Given instruction:
Find every line in the records below that holds the word "φορέων", and copy each one.

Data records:

########################################

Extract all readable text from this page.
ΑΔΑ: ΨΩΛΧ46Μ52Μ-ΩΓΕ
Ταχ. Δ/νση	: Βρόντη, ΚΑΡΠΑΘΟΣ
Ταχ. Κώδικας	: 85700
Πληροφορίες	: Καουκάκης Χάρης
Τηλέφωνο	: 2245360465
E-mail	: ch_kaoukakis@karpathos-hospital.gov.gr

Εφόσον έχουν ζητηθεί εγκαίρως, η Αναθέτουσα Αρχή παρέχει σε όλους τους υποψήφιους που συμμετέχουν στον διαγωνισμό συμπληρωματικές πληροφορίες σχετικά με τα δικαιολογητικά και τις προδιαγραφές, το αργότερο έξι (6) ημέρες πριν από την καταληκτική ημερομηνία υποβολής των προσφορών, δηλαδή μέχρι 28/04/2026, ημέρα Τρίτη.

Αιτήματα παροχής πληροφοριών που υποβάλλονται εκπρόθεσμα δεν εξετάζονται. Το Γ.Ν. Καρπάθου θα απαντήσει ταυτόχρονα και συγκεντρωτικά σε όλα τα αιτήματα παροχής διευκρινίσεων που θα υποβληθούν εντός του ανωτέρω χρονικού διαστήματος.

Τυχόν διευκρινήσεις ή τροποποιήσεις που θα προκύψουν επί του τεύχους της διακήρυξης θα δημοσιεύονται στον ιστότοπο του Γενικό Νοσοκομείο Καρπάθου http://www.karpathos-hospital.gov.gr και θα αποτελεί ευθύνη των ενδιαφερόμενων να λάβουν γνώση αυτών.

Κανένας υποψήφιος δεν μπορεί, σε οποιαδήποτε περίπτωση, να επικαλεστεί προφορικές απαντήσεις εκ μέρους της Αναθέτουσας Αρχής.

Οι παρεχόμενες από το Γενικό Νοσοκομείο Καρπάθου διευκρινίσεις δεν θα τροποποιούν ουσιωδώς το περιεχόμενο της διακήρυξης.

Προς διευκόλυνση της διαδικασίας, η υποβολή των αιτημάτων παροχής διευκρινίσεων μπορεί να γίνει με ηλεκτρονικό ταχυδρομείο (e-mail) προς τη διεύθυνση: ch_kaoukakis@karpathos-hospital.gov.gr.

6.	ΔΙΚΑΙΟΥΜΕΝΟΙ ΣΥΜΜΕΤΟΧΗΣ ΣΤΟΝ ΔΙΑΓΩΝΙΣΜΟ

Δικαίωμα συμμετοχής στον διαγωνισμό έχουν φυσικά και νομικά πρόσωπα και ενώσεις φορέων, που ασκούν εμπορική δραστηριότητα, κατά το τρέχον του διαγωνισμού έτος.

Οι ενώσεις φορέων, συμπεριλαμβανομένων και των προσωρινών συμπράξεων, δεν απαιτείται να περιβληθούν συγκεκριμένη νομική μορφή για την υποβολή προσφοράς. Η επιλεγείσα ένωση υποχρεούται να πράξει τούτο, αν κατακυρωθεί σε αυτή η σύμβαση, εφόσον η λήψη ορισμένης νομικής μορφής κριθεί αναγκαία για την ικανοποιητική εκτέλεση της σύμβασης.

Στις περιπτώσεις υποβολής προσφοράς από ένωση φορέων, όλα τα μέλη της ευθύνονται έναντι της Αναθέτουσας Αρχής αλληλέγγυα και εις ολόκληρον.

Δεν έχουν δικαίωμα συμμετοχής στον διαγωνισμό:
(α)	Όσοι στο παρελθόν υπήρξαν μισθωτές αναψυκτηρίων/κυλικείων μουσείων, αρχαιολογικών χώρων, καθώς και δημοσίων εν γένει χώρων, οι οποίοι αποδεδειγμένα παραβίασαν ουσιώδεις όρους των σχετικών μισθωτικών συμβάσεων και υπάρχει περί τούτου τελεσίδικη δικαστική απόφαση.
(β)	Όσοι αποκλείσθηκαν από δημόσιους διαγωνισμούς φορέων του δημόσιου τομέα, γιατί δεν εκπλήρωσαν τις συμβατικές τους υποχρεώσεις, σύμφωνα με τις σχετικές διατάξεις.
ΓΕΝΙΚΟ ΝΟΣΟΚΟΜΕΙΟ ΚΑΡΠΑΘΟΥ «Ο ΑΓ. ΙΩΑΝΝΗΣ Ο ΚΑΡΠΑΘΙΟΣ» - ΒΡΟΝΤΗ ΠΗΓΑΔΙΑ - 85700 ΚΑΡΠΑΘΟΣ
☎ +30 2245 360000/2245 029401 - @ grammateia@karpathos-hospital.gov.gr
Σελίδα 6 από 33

########################################

Full solution:
Δικαίωμα συμμετοχής στον διαγωνισμό έχουν φυσικά και νομικά πρόσωπα και ενώσεις φορέων, που ασκούν εμπορική δραστηριότητα, κατά το τρέχον του διαγωνισμού έτος.
Οι ενώσεις φορέων, συμπεριλαμβανομένων και των προσωρινών συμπράξεων, δεν απαιτείται να περιβληθούν συγκεκριμένη νομική μορφή για την υποβολή προσφοράς. Η επιλεγείσα ένωση υποχρεούται να πράξει τούτο, αν κατακυρωθεί σε αυτή η σύμβαση, εφόσον η λήψη ορισμένης νομικής μορφής κριθεί αναγκαία για την ικανοποιητική εκτέλεση της σύμβασης.
Στις περιπτώσεις υποβολής προσφοράς από ένωση φορέων, όλα τα μέλη της ευθύνονται έναντι της Αναθέτουσας Αρχής αλληλέγγυα και εις ολόκληρον.
(β)	Όσοι αποκλείσθηκαν από δημόσιους διαγωνισμούς φορέων του δημόσιου τομέα, γιατί δεν εκπλήρωσαν τις συμβατικές τους υποχρεώσεις, σύμφωνα με τις σχετικές διατάξεις.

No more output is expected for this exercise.